#### [Written instruction]
Omit the images, then print each record below exactly as it reads.

#### [Data provided]
===
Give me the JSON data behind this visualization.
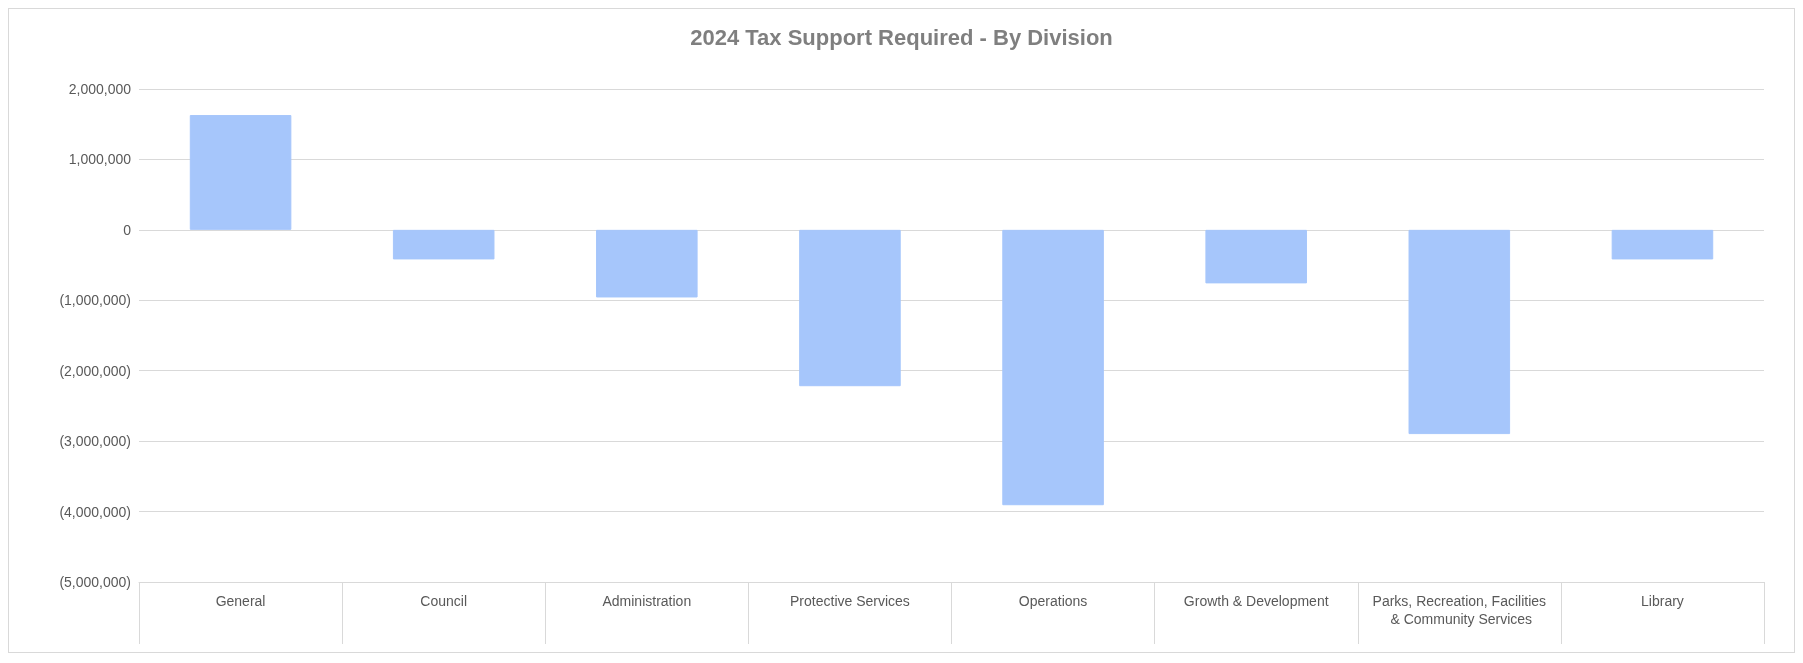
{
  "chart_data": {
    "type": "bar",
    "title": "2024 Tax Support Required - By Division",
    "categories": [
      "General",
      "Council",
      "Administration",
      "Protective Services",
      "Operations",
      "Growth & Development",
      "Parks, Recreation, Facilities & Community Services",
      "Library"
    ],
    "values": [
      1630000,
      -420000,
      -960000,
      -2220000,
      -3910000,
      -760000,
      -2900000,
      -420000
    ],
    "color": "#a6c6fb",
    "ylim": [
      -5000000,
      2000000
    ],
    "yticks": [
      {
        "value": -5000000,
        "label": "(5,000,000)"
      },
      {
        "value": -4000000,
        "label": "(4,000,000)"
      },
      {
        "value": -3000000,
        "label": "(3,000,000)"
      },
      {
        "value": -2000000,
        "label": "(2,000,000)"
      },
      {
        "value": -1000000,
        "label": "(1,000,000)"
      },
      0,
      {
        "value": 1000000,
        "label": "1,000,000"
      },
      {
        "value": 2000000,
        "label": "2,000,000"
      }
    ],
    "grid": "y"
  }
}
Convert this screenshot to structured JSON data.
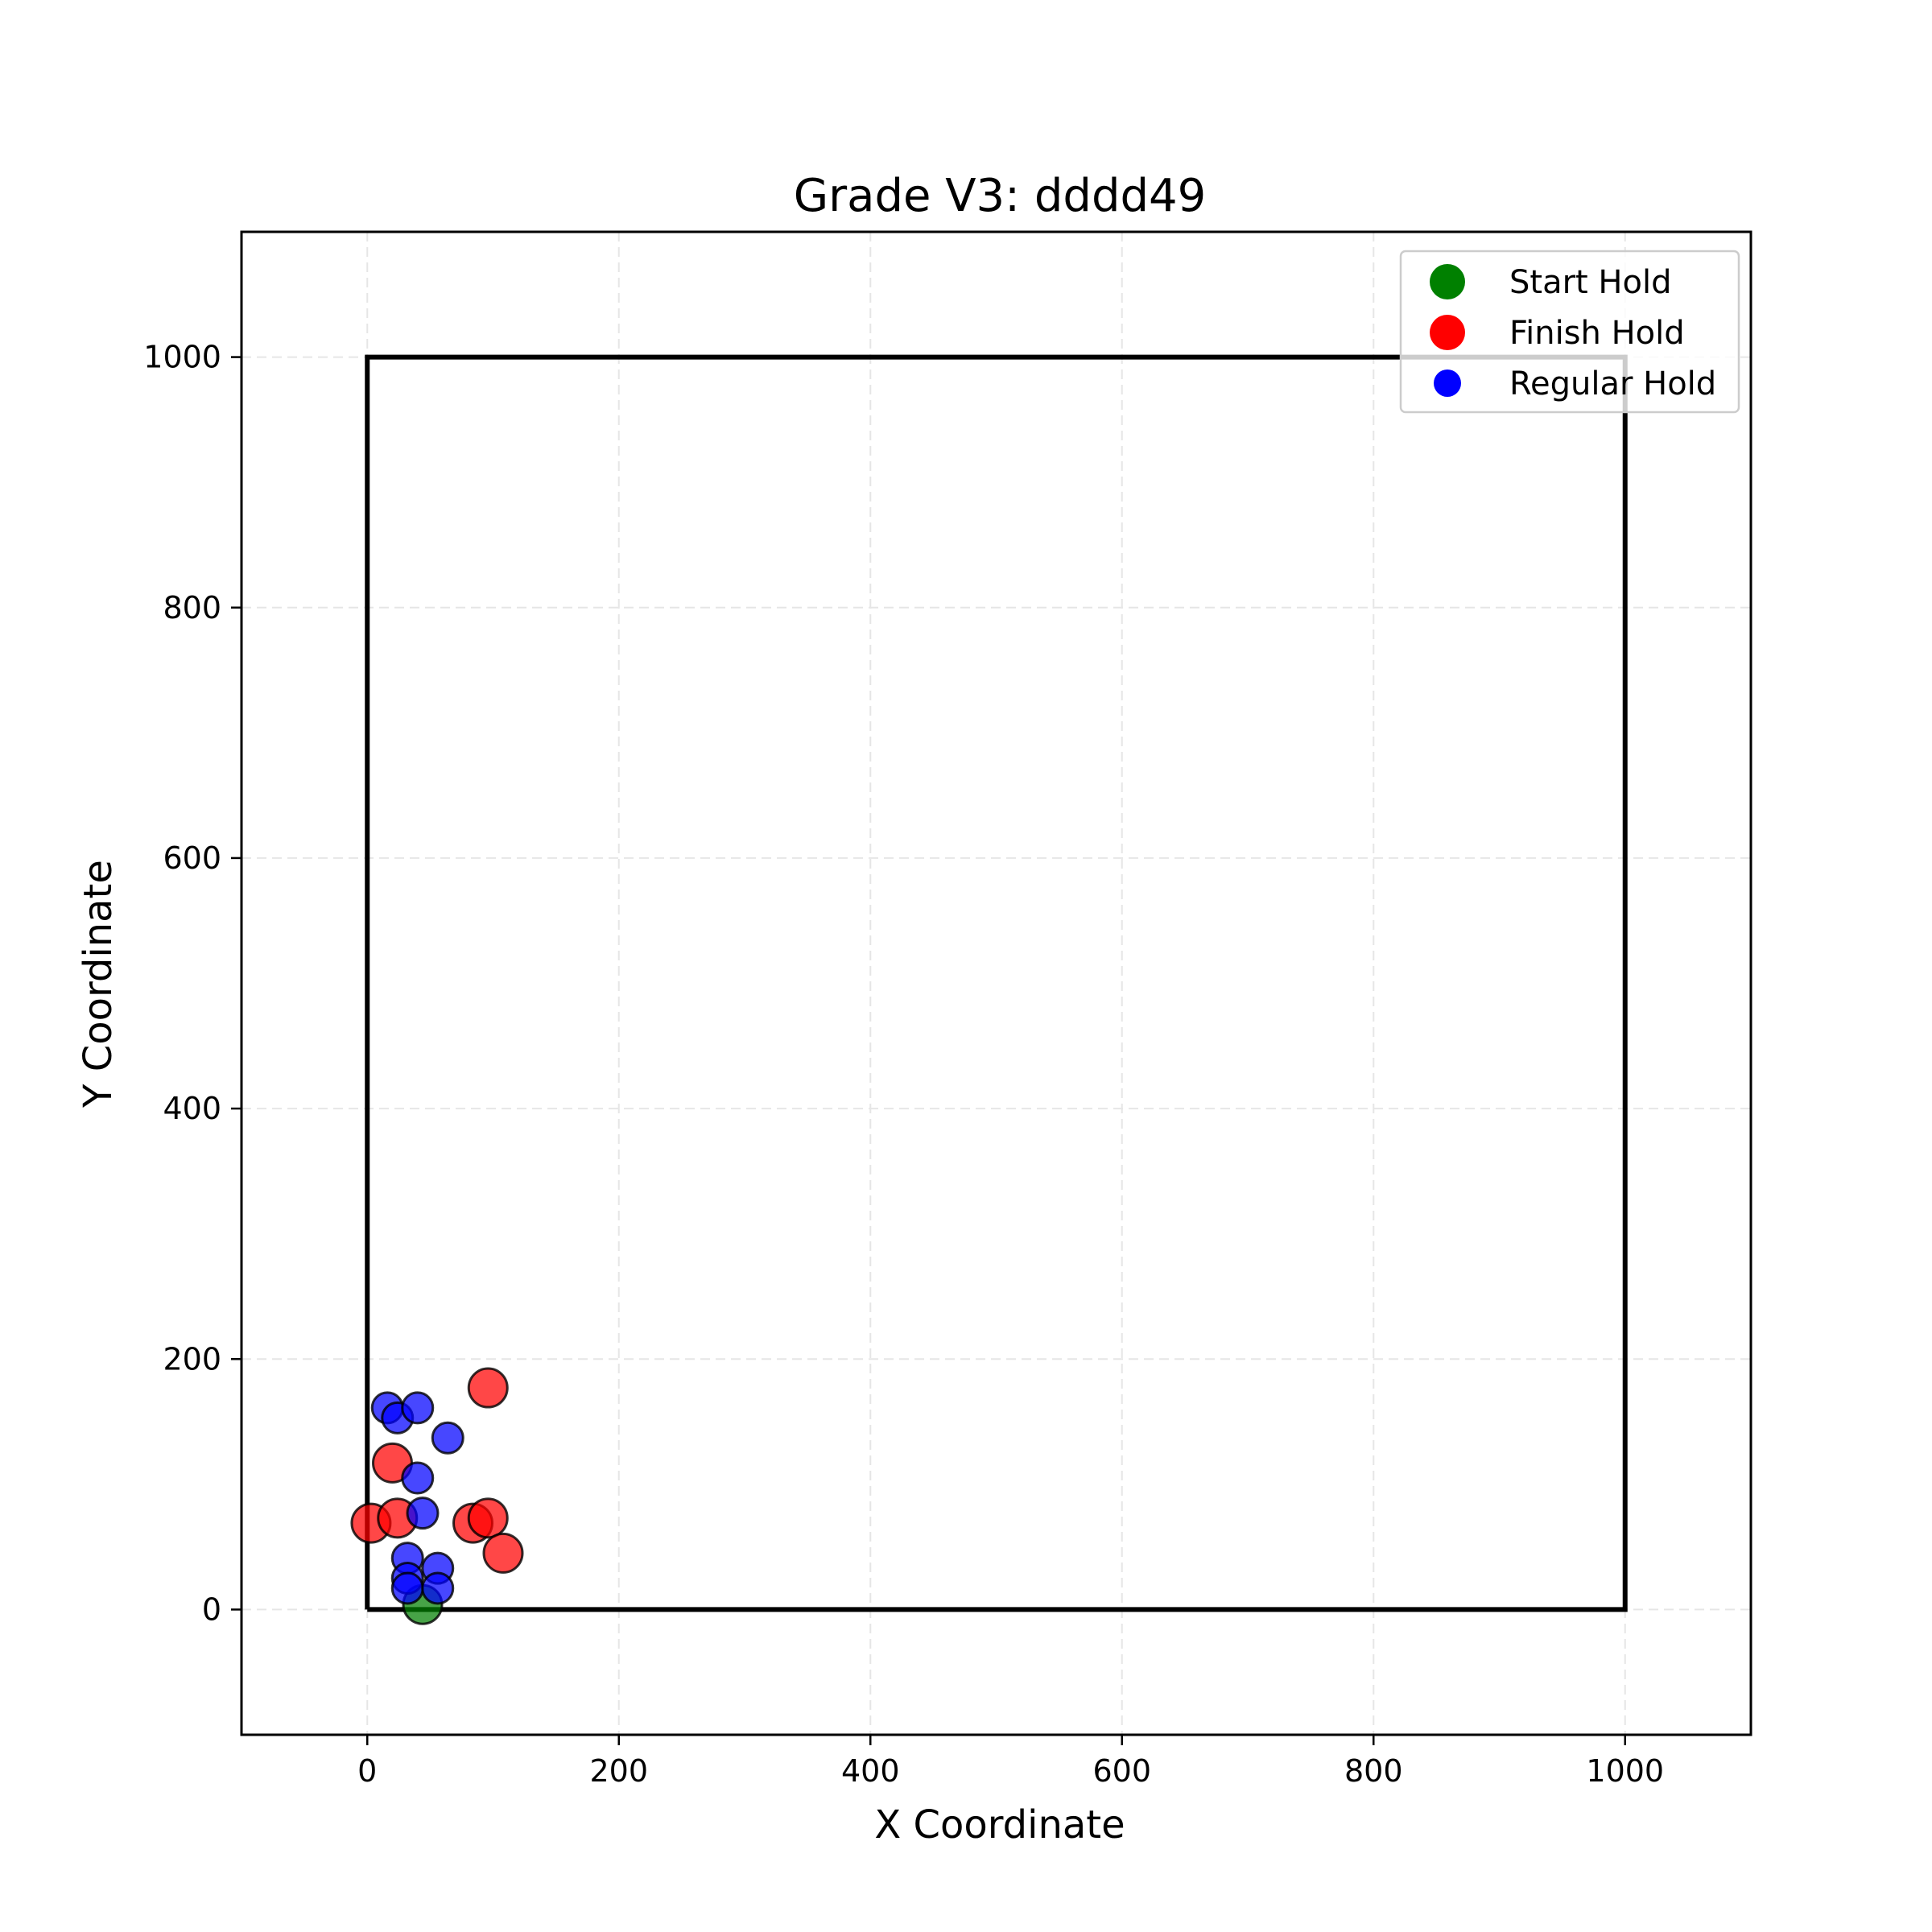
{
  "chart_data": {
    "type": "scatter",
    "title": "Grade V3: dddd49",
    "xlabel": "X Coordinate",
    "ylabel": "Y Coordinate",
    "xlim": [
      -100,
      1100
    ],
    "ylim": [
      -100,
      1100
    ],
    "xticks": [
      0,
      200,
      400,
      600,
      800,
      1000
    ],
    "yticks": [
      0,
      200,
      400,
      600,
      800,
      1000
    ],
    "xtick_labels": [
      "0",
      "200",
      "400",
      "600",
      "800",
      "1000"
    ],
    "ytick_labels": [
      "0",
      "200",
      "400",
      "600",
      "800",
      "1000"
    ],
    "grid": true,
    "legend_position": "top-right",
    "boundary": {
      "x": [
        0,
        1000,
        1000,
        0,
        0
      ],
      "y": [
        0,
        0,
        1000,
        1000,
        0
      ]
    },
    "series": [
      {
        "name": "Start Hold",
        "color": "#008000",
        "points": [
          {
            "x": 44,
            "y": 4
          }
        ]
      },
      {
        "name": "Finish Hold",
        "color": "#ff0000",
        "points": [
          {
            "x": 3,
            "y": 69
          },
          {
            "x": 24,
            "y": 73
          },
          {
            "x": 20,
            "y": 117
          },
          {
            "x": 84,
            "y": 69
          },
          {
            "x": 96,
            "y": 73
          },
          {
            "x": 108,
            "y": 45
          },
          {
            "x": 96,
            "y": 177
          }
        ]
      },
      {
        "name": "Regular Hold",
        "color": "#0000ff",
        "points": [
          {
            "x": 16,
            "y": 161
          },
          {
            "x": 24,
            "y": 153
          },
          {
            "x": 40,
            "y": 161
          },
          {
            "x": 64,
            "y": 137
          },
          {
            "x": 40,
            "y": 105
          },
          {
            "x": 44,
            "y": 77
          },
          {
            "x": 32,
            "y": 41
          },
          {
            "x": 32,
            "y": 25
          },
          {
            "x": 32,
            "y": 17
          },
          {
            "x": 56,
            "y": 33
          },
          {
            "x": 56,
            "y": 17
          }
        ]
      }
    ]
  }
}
===
#### [Task answer]
Give me the JSON data behind this visualization.
{
  "chart_data": {
    "type": "bar",
    "title": "2024 Tax Support Required - By Division",
    "categories": [
      "General",
      "Council",
      "Administration",
      "Protective Services",
      "Operations",
      "Growth & Development",
      "Parks, Recreation, Facilities & Community Services",
      "Library"
    ],
    "values": [
      1630000,
      -420000,
      -960000,
      -2220000,
      -3910000,
      -760000,
      -2900000,
      -420000
    ],
    "color": "#a6c6fb",
    "ylim": [
      -5000000,
      2000000
    ],
    "yticks": [
      {
        "value": -5000000,
        "label": "(5,000,000)"
      },
      {
        "value": -4000000,
        "label": "(4,000,000)"
      },
      {
        "value": -3000000,
        "label": "(3,000,000)"
      },
      {
        "value": -2000000,
        "label": "(2,000,000)"
      },
      {
        "value": -1000000,
        "label": "(1,000,000)"
      },
      0,
      {
        "value": 1000000,
        "label": "1,000,000"
      },
      {
        "value": 2000000,
        "label": "2,000,000"
      }
    ],
    "grid": "y"
  }
}
Convert this screenshot to structured JSON data.
{
  "chart_data": {
    "type": "scatter",
    "title": "Grade V3: dddd49",
    "xlabel": "X Coordinate",
    "ylabel": "Y Coordinate",
    "xlim": [
      -100,
      1100
    ],
    "ylim": [
      -100,
      1100
    ],
    "xticks": [
      0,
      200,
      400,
      600,
      800,
      1000
    ],
    "yticks": [
      0,
      200,
      400,
      600,
      800,
      1000
    ],
    "xtick_labels": [
      "0",
      "200",
      "400",
      "600",
      "800",
      "1000"
    ],
    "ytick_labels": [
      "0",
      "200",
      "400",
      "600",
      "800",
      "1000"
    ],
    "grid": true,
    "legend_position": "top-right",
    "boundary": {
      "x": [
        0,
        1000,
        1000,
        0,
        0
      ],
      "y": [
        0,
        0,
        1000,
        1000,
        0
      ]
    },
    "series": [
      {
        "name": "Start Hold",
        "color": "#008000",
        "points": [
          {
            "x": 44,
            "y": 4
          }
        ]
      },
      {
        "name": "Finish Hold",
        "color": "#ff0000",
        "points": [
          {
            "x": 3,
            "y": 69
          },
          {
            "x": 24,
            "y": 73
          },
          {
            "x": 20,
            "y": 117
          },
          {
            "x": 84,
            "y": 69
          },
          {
            "x": 96,
            "y": 73
          },
          {
            "x": 108,
            "y": 45
          },
          {
            "x": 96,
            "y": 177
          }
        ]
      },
      {
        "name": "Regular Hold",
        "color": "#0000ff",
        "points": [
          {
            "x": 16,
            "y": 161
          },
          {
            "x": 24,
            "y": 153
          },
          {
            "x": 40,
            "y": 161
          },
          {
            "x": 64,
            "y": 137
          },
          {
            "x": 40,
            "y": 105
          },
          {
            "x": 44,
            "y": 77
          },
          {
            "x": 32,
            "y": 41
          },
          {
            "x": 32,
            "y": 25
          },
          {
            "x": 32,
            "y": 17
          },
          {
            "x": 56,
            "y": 33
          },
          {
            "x": 56,
            "y": 17
          }
        ]
      }
    ]
  }
}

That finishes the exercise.